Written exercise => Each entry below should be written out exactly as it is, with no pictures.

Data records =>
-- BEGIN --
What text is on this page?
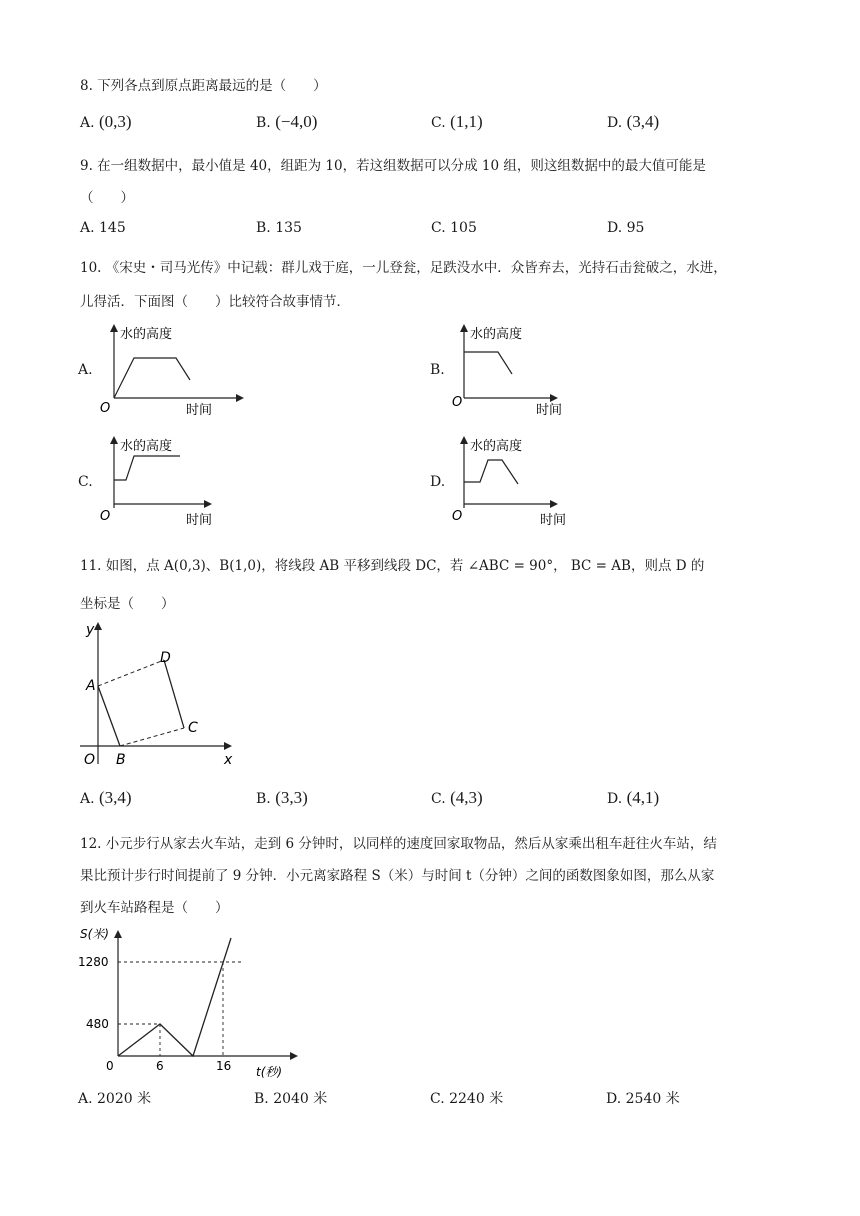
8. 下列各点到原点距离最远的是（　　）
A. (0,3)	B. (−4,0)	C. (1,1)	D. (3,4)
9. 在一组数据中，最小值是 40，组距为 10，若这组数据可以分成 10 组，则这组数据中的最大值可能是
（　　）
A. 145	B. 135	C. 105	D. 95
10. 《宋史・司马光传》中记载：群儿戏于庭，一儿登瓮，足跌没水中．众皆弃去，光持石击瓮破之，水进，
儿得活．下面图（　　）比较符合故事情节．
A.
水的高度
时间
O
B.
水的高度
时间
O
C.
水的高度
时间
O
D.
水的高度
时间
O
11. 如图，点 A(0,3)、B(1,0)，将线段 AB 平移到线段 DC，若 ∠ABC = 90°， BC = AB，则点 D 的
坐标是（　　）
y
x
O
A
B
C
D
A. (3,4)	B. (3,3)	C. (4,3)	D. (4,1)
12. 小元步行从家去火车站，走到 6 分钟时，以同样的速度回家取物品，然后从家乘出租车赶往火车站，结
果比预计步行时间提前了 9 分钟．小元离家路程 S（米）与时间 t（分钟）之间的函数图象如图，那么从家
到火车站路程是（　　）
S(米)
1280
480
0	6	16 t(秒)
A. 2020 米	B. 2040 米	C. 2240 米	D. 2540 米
-- END --
Task response =>
What text is on this page?
8. 下列各点到原点距离最远的是（　　）
A. (0,3)	B. (−4,0)	C. (1,1)	D. (3,4)
9. 在一组数据中，最小值是 40，组距为 10，若这组数据可以分成 10 组，则这组数据中的最大值可能是
（　　）
A. 145	B. 135	C. 105	D. 95
10. 《宋史・司马光传》中记载：群儿戏于庭，一儿登瓮，足跌没水中．众皆弃去，光持石击瓮破之，水进，
儿得活．下面图（　　）比较符合故事情节．
A.
水的高度
时间
O
B.
水的高度
时间
O
C.
水的高度
时间
O
D.
水的高度
时间
O
11. 如图，点 A(0,3)、B(1,0)，将线段 AB 平移到线段 DC，若 ∠ABC = 90°， BC = AB，则点 D 的
坐标是（　　）
y
x
O
A
B
C
D
A. (3,4)	B. (3,3)	C. (4,3)	D. (4,1)
12. 小元步行从家去火车站，走到 6 分钟时，以同样的速度回家取物品，然后从家乘出租车赶往火车站，结
果比预计步行时间提前了 9 分钟．小元离家路程 S（米）与时间 t（分钟）之间的函数图象如图，那么从家
到火车站路程是（　　）
S(米)
1280
480
0	6	16 t(秒)
A. 2020 米	B. 2040 米	C. 2240 米	D. 2540 米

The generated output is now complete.